### Work instructions
A. In the biographical entry on Jean Frédéric Joliot-Curie below, retype everything from "Jean Frédéric Joliot-Curie" down to "corresponding member, 1947).".
B. Summarize the biographical entry on Jean Frédéric Joliot-Curie below in two sentences.
C. Supply the passage that would follow the final sentence of the biographical entry on Jean Frédéric Joliot-Curie below.

### Selected passage
________

Jean Frédéric Joliot-Curie
Joliot-Curie, Jean Frédéric
Born Mar. 19, 1900, in Paris; died there Aug. 14, 1958. French physicist. Progressive public figure and one of the founders and leaders of the World Peace Movement. Member of the Paris Academy of Sciences (1943) and foreign member of the Academy of Sciences of the USSR (1949; corresponding member, 1947).
In 1923, Joliot-Curie graduated from the School of Physics and Applied Chemistry, where he studied under P. Langevin. Following a short period of service in the army, he began working in the laboratory of Marie Sklodowska-Curie. In 1926 he married Iréne Curie. In 1930 he defended his doctoral dissertation. He began teaching at the Sorbonne in 1935. In 1937 he was appointed to the chair of nuclear physics and chemistry at the College de France, which he occupied until his death. Here Joliot-Curie established a laboratory of nu-clear physics and chemistry and constructed the first cyclotron in France. Beginning in 1937 he was also head of the laboratory for atomic synthesis at the National Center for Scientific Research. From 1946 to 1950 he was director of the Atomic Energy Commission founded by him. From 1956 he was head of the laboratory at the Radium Institute and director of the Institute for Nuclear Physics in Orsay.

________

[Collected data entries]
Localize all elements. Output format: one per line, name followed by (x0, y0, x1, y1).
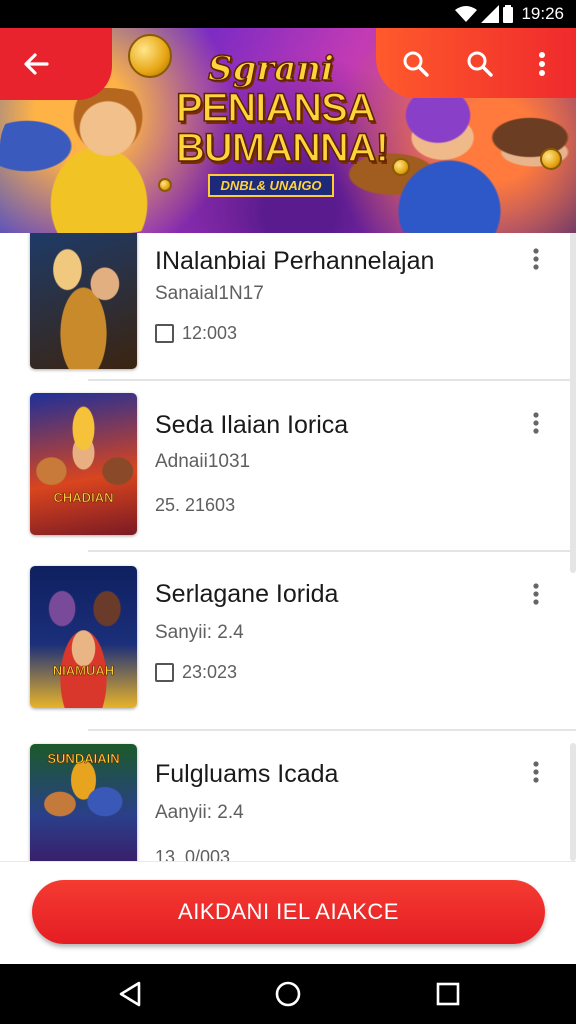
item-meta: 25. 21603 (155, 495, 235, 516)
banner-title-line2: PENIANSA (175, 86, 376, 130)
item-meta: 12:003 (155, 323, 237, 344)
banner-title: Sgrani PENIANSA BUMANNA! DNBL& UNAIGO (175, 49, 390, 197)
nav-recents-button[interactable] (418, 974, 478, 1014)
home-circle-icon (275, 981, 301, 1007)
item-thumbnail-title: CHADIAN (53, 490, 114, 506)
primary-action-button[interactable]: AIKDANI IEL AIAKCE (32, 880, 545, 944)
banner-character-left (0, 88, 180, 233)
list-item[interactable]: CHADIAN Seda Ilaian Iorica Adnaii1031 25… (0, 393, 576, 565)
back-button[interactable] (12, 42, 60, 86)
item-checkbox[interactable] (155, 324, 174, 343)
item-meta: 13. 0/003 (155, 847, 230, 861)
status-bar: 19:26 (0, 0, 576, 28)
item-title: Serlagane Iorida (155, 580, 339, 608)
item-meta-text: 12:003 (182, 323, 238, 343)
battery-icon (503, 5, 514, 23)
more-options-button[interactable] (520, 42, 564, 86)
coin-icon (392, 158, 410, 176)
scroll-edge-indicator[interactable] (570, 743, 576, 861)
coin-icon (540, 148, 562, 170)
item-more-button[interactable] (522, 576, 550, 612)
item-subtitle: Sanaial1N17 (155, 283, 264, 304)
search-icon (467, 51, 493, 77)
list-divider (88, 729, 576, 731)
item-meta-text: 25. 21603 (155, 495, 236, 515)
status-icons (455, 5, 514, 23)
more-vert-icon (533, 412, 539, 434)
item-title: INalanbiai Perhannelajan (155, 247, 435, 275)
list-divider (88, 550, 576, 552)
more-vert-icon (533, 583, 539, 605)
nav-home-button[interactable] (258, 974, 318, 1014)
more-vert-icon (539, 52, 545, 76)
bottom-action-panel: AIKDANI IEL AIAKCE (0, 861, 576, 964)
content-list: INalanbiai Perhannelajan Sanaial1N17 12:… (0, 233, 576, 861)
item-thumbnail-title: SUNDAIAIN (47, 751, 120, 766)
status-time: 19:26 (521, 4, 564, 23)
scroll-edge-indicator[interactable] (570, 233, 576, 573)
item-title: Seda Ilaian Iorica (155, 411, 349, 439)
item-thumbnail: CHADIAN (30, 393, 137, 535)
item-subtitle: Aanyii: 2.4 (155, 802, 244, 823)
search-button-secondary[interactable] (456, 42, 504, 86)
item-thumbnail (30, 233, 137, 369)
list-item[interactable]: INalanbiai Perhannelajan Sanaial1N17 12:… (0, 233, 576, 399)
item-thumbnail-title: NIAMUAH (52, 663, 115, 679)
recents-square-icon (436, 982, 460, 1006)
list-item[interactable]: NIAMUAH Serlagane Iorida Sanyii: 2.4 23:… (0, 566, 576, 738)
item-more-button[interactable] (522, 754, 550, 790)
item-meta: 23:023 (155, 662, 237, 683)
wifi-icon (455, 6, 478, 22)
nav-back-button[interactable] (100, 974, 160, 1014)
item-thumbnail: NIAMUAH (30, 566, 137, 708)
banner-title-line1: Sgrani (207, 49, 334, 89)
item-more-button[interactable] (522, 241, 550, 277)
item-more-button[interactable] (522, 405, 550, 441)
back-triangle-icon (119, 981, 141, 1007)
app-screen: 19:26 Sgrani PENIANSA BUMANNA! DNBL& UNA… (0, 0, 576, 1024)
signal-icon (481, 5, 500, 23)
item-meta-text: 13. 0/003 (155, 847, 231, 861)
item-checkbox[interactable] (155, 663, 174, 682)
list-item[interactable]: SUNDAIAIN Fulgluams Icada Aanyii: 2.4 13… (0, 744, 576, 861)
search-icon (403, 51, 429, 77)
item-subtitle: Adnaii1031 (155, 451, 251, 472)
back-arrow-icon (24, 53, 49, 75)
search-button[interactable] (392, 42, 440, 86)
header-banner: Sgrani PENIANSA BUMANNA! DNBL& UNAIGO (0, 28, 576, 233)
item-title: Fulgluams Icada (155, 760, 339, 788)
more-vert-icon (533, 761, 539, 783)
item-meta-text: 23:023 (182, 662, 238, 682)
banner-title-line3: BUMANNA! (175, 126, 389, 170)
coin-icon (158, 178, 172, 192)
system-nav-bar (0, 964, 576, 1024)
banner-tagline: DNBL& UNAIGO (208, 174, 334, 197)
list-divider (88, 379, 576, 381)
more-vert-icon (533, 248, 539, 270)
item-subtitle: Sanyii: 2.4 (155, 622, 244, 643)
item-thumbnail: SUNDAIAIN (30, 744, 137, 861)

________

### Answers
A.
Jean Frédéric Joliot-Curie
Joliot-Curie, Jean Frédéric
Born Mar. 19, 1900, in Paris; died there Aug. 14, 1958. French physicist. Progressive public figure and one of the founders and leaders of the World Peace Movement. Member of the Paris Academy of Sciences (1943) and foreign member of the Academy of Sciences of the USSR (1949; corresponding member, 1947).

B. Jean Frédéric Joliot-Curie (1900–1958) was a French physicist, a progressive public figure, and one of the founders and leaders of the World Peace Movement, as well as a member of the Paris Academy of Sciences and a foreign member of the Academy of Sciences of the USSR. After graduating in 1923 and working in the laboratory of Marie Sklodowska-Curie, he held the chair of nuclear physics and chemistry at the College de France from 1937 until his death and directed several research bodies, including the Atomic Energy Commission from 1946 to 1950.

C.
Beginning in 1928, Joliot-Curie worked in the field of nu-clear physics. In 1934 the Joliot-Curies discovered the phenomenon of artificial radioactivity, for which they were awarded a Nobel Prize in 1935. This discovery marked the beginning of a new stage in the development of nuclear physics. Together with his wife and colleagues, Joliot-Curie also investigated nuclear reactions influenced by alpha particles and deuterons as well as methods of using artificially prepared radioactive isotopes as tagged atoms. His investigation of the properties of radiation arising during the bombardment of beryllium with alpha particles played an important role in the development of neutron physics. Joliot-Curie showed (1934) that the mass of a neutron is somewhat larger than that of a proton. From this it could be concluded that a neutron may be beta radioactive. This supposition by Joliot-Curie was proved to be correct in 1951 when the beta decay of a neutron was discovered. One important series of re-searches by Joliot-Curie and his wife was devoted to the study of the annihilation and creation of pairs. He showed that the energy of a gamma quantum is converted to the energy of the pair.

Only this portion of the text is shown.